As illustrated by Metzen et al. in [32], they devised subnetworks that are interconnected with the main network, designed to discern whether the input to the network is a non-adversarial sample or an adversarial one. Specifically, their process involves initially training a classification network using non-adversarial samples. Following this, adversarial samples are generated for each individual data point. Subsequently, a subnetwork is further trained using both the generated adversarial samples and the original non-adversarial ones. In another work by Zhang et al. [18], they proposed an adversarial feature selection model which enhances the security of classifiers against evasion attacks. This model improves robustness by incorporating specific assumptions about the attacker’s data manipulation strategy.

On the other hand, Smutz et al. [13] demonstrated that ensemble classifiers, such as ensemble trees or SVMs, can serve as a defense strategy against evasion attacks by leveraging the diversity within the ensembles themselves. In contrast, Huang et al. [33] employed deep ensembles as a means of adversarial defense, enhancing their resistance by promoting diversity in the high-level feature representations and gradient dispersion during the simultaneous training of deep ensemble networks. Table 1 presents the defense strategies obtained from a literature review of current defense methods against evasion attacks.

However, an adversary can still launch attacks against an ensemble of classifiers because they generalize across classifiers. For example, Zhang et al. [16] conducted research on evasion attacks against ensembles of SVMs and highlighted that, in practical scenarios, ensemble SVMs can be more susceptible to evasion attacks compared to a single SVM. Kantchelian et al. [15] showed that it is possible to employ a Mixed Integer Linear Program solver to generate an evading instance and launch attacks against ensemble of regression trees. In this paper, we focus on improving adversarial robustness of ensemble classifiers by diversified feature selection and stochastic aggregation strategy.

3. Overview of the Proposed Model

In this section, we begin with a review of the evasion attack model, followed by a description of the motivation and structure of the proposed model.

3.1. Evasion Attack Model

In order to efficaciously evaluate the robustness of learning-based classifiers against evasion attacks, we utilize the evasion attack model initially defined in the works [19,20]. In an evasion attack, an adversary’s goal is to estimate the decision boundary of the targeted system and manipulate the input sample to mislead the decision of the targeted system. Without the loss of generality, the problem of an evasion attack can be described as: given a machine learning system M, and an input sample

x

, where

x

can be correctly classified by M and the output is

c (x)

→ **INSTRUCTION 1**: In the excerpt on defenses against evasion attacks, how does the adversarial feature selection model proposed by Zhang et al. [18] improve robustness? Answer in one to three sentences.
→ **INSTRUCTION 2**: Extend the excerpt on defenses against evasion attacks from the point where it stops.

→ **DATA SECTION**:
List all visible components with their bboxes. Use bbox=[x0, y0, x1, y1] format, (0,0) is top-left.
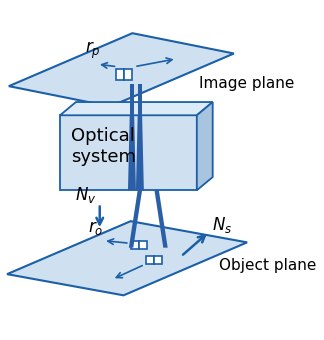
Polygon shape bbox=[138, 84, 142, 115]
Text: Object plane: Object plane bbox=[219, 258, 316, 273]
Polygon shape bbox=[197, 102, 213, 190]
Polygon shape bbox=[60, 102, 213, 115]
Polygon shape bbox=[128, 115, 136, 190]
Polygon shape bbox=[124, 69, 133, 80]
Text: Image plane: Image plane bbox=[199, 76, 294, 91]
Polygon shape bbox=[60, 115, 197, 190]
Polygon shape bbox=[155, 256, 162, 265]
Polygon shape bbox=[145, 256, 154, 265]
Text: $N_v$: $N_v$ bbox=[75, 185, 97, 205]
Text: $r_p$: $r_p$ bbox=[85, 39, 100, 61]
Text: $r_o$: $r_o$ bbox=[88, 219, 104, 237]
Polygon shape bbox=[155, 190, 168, 248]
Polygon shape bbox=[136, 115, 144, 190]
Polygon shape bbox=[129, 190, 142, 248]
Polygon shape bbox=[139, 241, 147, 250]
Polygon shape bbox=[7, 221, 247, 295]
Polygon shape bbox=[131, 241, 139, 250]
Text: $N_s$: $N_s$ bbox=[212, 215, 232, 235]
Polygon shape bbox=[9, 33, 234, 106]
Text: Optical
system: Optical system bbox=[71, 128, 136, 166]
Polygon shape bbox=[130, 84, 134, 115]
Polygon shape bbox=[116, 69, 123, 80]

→ **REPLY 1**: It improves robustness by building in specific assumptions about how the attacker manipulates the data. This strengthens the classifiers' security against evasion attacks.

→ **REPLY 2**:
. An adversary’s goal is to try to find its classification boundary by probing the classifier. Then, an adversary can modify the content of

x

after knowing what kinds of instances can be misclassified by the classifier. Therefore, it is possible for

x

be modified to

x^{'}

by minimally manipulating

x

, where

x^{'}

is classified incorrectly (i.e.,

c (x^{'}) \neq c (x)

). Suppose the amount of manipulations is characterized by distance function

d (x, x^{'})

, the evasion attack problem can be written as [18]

E (x) = \arg \min_{x^{'}} d (x, x^{'}), s . t . c (x^{'}) \neq c (x) .

(1)

3.2. Motivation and Architecture of the Proposed Model

Conventional ensemble classifiers, such as Random Forest [37,38], Gradient-Boosting Trees [39], Ensemble SVMs [40,41] and so on, consist of multiple weak classifiers, which increase the diversity of classifiers and improve classification performance [42,43], while our primary objective is to enhance the robustness of classifiers. Therefore, the first motivation of our approach is to ensemble with strong classifiers. The strong classifiers here refer to the robust classifiers without significantly reducing classification accuracy. Intuitively, the ensemble of multiple strong classifiers guarantees both robustness and classification accuracy.

Another motivation is that the learning procedure of conventional ensemble classifiers may enable an attacker to train a classifier with a decision boundary that closely mimics the targeted system using a minimal amount of training data, thereby facilitating the attack [16]. Thus, our idea revolves around modifying the learning process to obfuscate the decision boundary, such that even if an attacker possesses knowledge of some or all of the training data, it becomes challenging for them to accurately learn the true decision boundary, thereby enhancing the robustness of the targeted system.

The last point is about the aggregation strategy, which usually adopts voting or averaging [40]. No matter which method, all the classifiers in the ensemble are utilized to make the decision for better performance. However, we intend to use strong classifiers as the base classifiers of the ensemble. Any single classifier in the ensemble can achieve good performance. It does not need all classifiers to participate in decision-making. We can randomly selecting m classifiers to make the decision. There are two benefits for doing this. One is that combining the decision of m classifiers can boost the accuracy performance compared with a single classifier. Second, randomly select m classifiers can confuse classification boundaries. Even if an attacker is aware of all the parameters of the targeted system, the real decision boundary remains elusive due to the random selection of classifiers that contribute to the decision-making process.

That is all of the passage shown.